──────── Data for the task ────────

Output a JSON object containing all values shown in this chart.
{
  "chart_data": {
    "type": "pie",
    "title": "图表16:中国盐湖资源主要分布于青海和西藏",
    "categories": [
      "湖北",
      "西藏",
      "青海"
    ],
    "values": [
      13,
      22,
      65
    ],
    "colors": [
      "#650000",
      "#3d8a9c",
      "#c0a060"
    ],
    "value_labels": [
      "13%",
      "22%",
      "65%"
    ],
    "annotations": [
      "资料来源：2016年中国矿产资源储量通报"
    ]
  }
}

────────

Take every line that includes the string "values" and copy it.

■ **Task answer**
Output a JSON object containing all values shown in this chart.
    "values": [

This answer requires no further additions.